- [Exercise directions]:
Can you write out the records again, starting with the line with "Find all labels, buttons, inputs, and" and going on through the line with "search-prompt: Search for", with "interactable" swapped for "clickable" and nothing else changed? Leave out the pictures.

- [Data to process]:
----------

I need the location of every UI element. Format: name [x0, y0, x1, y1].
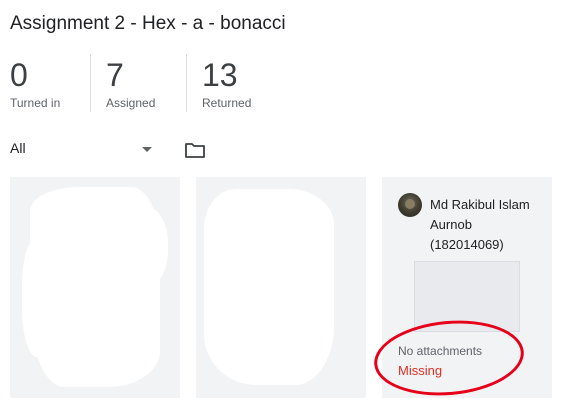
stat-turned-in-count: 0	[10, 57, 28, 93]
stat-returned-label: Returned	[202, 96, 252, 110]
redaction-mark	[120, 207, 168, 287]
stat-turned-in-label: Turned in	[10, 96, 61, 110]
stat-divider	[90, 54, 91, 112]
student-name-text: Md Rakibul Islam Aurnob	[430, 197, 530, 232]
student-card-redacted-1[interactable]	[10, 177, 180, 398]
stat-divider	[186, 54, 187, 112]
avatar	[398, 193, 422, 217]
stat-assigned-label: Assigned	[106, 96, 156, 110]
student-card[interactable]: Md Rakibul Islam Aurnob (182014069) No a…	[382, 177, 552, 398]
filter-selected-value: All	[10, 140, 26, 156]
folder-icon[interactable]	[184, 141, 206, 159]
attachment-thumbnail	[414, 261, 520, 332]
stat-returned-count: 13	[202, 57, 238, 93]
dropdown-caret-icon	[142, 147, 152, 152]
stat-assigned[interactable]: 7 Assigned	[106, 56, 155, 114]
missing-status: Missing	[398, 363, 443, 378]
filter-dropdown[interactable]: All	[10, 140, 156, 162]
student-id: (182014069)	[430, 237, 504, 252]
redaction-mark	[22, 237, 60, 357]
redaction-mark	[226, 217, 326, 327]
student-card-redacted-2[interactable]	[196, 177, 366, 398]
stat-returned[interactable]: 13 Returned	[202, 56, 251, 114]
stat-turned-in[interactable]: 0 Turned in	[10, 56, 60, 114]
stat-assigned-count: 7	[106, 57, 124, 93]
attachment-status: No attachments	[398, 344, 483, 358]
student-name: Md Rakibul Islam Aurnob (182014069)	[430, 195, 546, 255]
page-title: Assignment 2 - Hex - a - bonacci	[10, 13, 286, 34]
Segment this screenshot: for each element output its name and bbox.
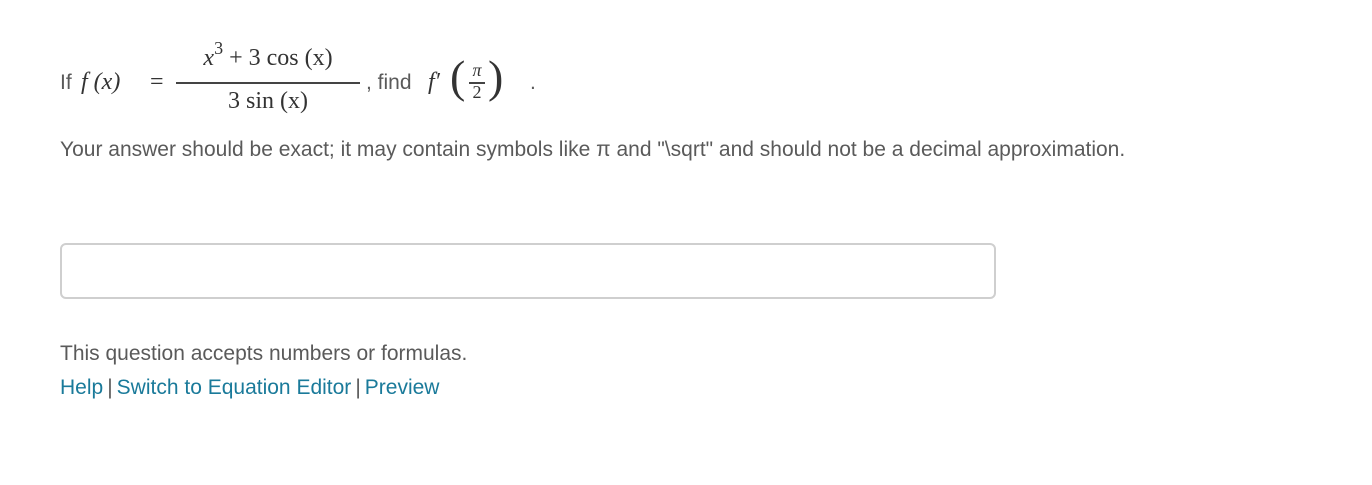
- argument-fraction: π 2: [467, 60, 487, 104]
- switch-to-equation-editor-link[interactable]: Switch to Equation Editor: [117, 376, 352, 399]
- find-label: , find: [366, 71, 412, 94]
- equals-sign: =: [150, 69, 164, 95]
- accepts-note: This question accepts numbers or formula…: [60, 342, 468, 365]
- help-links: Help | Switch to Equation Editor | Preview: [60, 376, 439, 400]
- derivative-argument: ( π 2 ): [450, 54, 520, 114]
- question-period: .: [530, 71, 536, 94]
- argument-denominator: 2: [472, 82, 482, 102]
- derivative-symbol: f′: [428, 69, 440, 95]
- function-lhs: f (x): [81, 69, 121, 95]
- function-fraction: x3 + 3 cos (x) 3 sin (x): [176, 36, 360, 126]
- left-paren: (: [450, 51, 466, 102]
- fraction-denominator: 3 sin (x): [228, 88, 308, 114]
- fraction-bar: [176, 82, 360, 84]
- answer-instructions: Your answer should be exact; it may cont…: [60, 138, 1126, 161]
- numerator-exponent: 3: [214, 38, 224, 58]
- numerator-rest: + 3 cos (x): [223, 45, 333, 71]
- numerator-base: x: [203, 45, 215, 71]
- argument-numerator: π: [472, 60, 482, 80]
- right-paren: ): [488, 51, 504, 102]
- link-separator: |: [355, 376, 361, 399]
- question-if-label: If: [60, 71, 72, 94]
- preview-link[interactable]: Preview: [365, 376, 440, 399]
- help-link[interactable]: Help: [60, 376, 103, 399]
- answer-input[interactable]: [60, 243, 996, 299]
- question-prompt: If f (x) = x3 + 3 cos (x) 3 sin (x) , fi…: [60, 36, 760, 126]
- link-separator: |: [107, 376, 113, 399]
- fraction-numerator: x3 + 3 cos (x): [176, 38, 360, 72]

----------

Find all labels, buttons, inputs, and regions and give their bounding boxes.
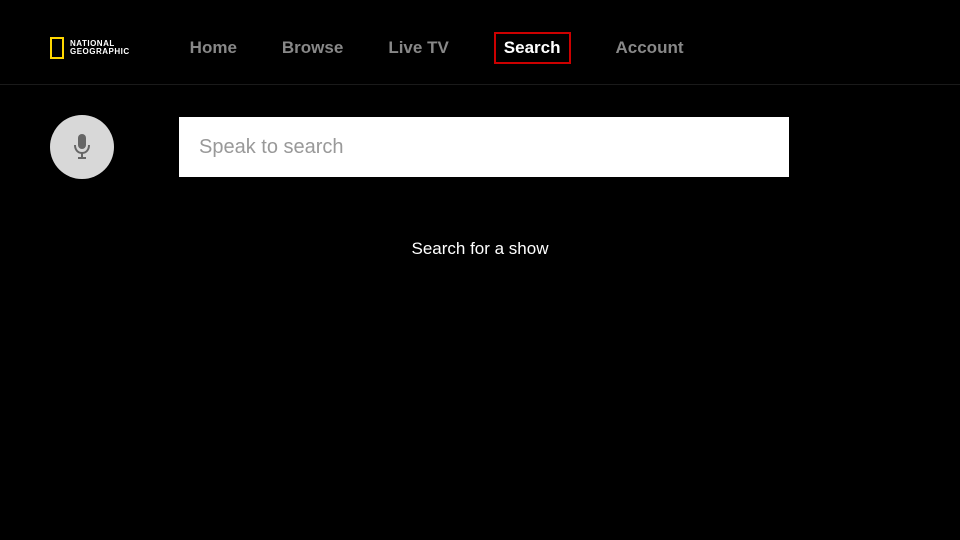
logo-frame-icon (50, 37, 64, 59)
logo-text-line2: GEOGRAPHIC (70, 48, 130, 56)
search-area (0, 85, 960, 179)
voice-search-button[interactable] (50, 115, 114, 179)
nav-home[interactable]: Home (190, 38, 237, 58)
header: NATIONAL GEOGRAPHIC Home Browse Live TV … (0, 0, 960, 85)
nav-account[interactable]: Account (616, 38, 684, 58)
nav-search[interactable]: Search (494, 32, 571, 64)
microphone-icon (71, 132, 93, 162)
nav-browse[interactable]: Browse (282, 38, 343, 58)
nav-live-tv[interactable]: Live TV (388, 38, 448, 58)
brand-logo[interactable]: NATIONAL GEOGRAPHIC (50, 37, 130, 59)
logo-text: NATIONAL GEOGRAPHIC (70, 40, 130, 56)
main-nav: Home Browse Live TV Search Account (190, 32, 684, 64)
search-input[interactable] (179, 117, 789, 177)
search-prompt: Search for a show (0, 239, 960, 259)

----------

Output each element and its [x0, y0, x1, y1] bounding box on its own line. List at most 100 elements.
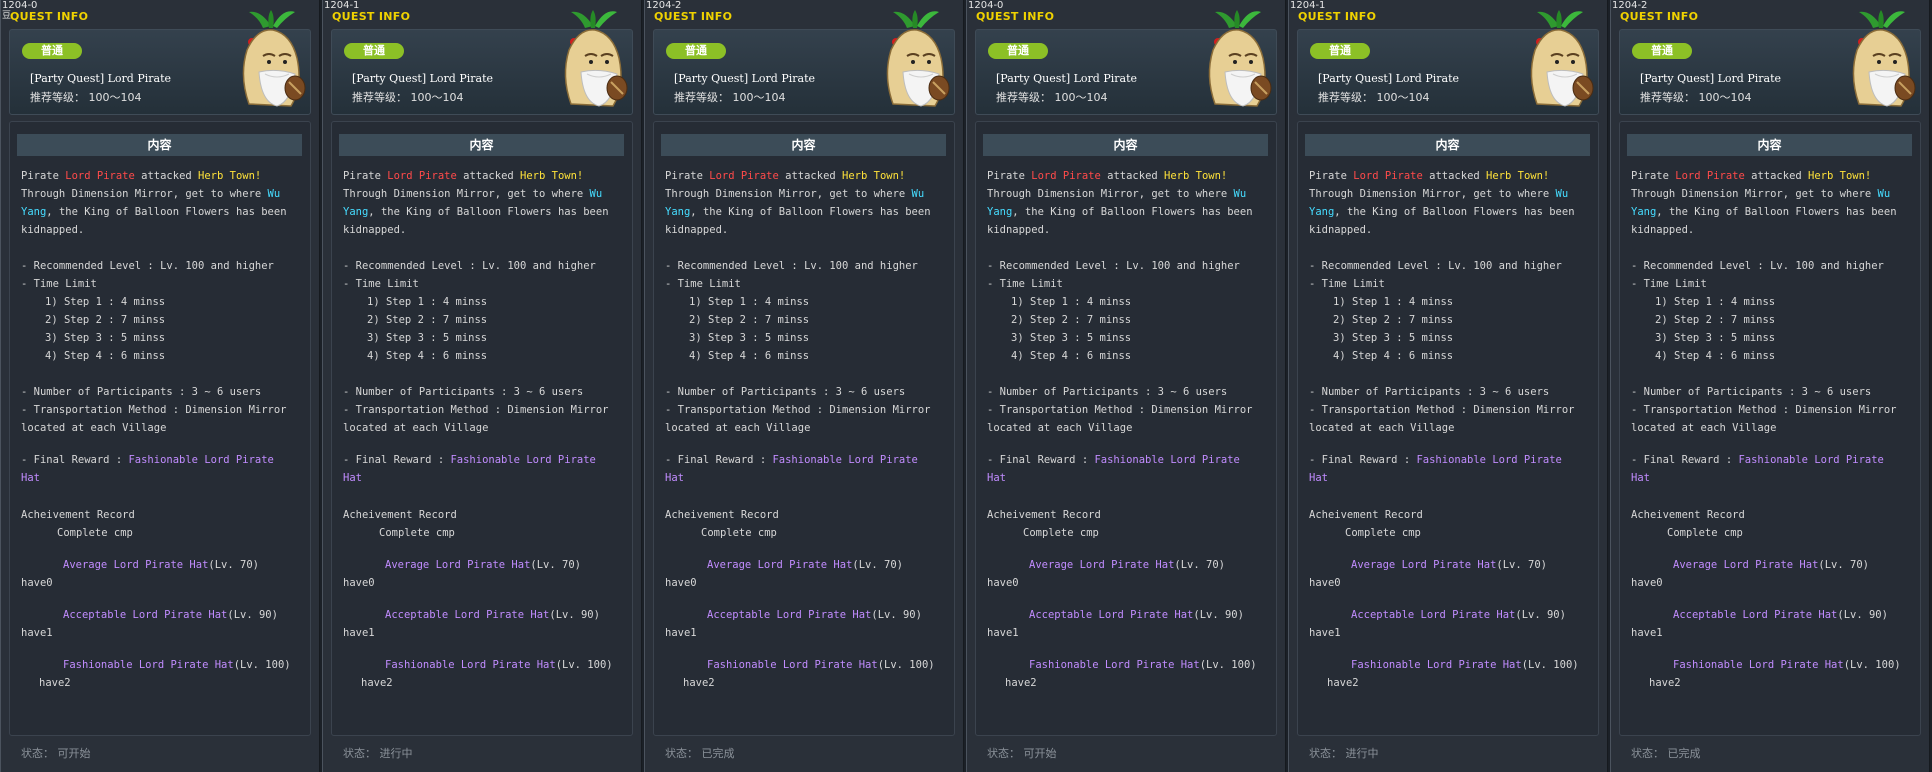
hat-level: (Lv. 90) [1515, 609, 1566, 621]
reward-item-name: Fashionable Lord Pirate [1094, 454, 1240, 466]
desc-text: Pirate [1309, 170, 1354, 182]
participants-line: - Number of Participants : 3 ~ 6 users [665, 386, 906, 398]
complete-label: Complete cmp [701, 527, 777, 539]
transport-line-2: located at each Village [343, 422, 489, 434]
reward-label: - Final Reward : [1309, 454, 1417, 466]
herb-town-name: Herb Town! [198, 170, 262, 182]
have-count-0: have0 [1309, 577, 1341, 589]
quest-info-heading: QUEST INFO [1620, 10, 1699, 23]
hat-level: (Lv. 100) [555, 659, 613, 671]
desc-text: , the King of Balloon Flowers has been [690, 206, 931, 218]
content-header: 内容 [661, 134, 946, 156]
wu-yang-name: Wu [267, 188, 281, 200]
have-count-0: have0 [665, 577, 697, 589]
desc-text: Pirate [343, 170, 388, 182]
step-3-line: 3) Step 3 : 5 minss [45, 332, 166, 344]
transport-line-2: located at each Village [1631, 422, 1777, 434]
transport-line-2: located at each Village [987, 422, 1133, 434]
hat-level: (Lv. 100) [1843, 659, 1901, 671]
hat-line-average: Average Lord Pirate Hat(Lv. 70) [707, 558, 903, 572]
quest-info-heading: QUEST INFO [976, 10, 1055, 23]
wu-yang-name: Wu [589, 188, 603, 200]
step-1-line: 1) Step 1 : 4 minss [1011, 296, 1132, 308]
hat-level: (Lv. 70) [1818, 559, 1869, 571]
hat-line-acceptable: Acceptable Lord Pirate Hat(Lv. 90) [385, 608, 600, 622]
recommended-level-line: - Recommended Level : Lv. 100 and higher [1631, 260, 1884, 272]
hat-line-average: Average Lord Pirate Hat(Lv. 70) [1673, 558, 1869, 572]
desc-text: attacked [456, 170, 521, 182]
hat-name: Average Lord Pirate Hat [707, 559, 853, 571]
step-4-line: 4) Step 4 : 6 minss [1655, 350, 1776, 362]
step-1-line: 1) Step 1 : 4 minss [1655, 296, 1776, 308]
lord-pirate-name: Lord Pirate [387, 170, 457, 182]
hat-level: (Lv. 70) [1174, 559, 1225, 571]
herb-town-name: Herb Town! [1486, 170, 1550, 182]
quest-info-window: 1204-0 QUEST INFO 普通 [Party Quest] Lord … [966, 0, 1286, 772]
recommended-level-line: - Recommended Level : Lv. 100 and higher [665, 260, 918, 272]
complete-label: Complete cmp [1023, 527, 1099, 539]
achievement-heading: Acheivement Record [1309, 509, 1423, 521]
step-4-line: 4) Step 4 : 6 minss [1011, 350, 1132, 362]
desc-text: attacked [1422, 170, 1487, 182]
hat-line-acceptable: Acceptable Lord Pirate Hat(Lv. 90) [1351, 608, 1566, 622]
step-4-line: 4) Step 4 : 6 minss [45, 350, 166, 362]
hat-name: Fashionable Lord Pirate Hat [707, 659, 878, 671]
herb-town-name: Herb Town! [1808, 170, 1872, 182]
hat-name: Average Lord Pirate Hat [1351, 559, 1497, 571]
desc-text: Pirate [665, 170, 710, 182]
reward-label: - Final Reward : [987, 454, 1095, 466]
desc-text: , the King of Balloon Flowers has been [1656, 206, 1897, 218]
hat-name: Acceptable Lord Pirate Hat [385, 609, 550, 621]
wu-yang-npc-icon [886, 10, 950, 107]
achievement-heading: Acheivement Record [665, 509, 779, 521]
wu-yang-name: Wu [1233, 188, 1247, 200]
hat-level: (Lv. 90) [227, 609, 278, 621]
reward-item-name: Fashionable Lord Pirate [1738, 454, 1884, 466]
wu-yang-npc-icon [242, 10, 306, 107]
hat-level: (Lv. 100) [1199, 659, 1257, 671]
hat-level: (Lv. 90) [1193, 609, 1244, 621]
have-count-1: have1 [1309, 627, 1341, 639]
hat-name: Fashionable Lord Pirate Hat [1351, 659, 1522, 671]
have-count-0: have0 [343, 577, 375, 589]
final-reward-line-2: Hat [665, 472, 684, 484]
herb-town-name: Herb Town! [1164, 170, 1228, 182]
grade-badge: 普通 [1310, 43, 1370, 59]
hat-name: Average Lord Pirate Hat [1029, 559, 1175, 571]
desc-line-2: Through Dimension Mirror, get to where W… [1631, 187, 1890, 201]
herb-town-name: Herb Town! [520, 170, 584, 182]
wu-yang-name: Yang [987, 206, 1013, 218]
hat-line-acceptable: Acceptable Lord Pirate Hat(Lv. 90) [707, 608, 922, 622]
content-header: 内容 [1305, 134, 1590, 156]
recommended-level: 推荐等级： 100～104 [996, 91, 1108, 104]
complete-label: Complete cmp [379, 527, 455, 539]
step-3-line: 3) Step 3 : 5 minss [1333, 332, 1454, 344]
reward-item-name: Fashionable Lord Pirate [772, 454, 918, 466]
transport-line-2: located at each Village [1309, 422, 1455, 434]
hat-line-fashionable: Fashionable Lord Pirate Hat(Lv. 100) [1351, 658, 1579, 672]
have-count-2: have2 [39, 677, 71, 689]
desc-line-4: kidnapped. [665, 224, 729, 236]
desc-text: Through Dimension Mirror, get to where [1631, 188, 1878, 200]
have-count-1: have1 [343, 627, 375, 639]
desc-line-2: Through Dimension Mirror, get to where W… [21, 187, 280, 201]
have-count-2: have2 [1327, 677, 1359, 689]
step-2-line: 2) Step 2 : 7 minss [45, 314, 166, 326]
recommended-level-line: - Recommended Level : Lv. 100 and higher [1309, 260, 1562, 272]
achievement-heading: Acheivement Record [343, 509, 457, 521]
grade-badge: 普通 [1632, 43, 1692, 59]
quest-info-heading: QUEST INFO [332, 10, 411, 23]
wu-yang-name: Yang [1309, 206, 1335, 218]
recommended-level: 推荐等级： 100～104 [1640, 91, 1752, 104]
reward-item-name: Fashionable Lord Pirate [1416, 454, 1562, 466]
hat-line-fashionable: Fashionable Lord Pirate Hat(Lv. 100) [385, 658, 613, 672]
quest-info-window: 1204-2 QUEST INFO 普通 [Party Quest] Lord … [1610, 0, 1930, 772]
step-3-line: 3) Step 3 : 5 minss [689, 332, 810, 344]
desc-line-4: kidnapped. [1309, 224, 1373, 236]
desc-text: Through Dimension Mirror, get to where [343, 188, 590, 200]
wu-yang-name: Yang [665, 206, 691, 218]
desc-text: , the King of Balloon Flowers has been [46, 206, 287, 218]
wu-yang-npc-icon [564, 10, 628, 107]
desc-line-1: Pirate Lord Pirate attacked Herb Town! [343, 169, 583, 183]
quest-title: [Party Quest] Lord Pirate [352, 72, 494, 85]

----------

- [Written solution]:
Find all labels, buttons, inputs, and regions and give their bounding boxes.
logo-frame-icon (50, 37, 64, 59)
logo-text-line2: GEOGRAPHIC (70, 48, 130, 56)
search-area (0, 85, 960, 179)
voice-search-button[clickable] (50, 115, 114, 179)
nav-home[clickable]: Home (190, 38, 237, 58)
header: NATIONAL GEOGRAPHIC Home Browse Live TV … (0, 0, 960, 85)
nav-account[clickable]: Account (616, 38, 684, 58)
nav-search[clickable]: Search (494, 32, 571, 64)
microphone-icon (71, 132, 93, 162)
nav-browse[clickable]: Browse (282, 38, 343, 58)
nav-live-tv[clickable]: Live TV (388, 38, 448, 58)
brand-logo[clickable]: NATIONAL GEOGRAPHIC (50, 37, 130, 59)
logo-text: NATIONAL GEOGRAPHIC (70, 40, 130, 56)
main-nav: Home Browse Live TV Search Account (190, 32, 684, 64)
search-input[clickable] (179, 117, 789, 177)
search-prompt: Search for a show (0, 239, 960, 259)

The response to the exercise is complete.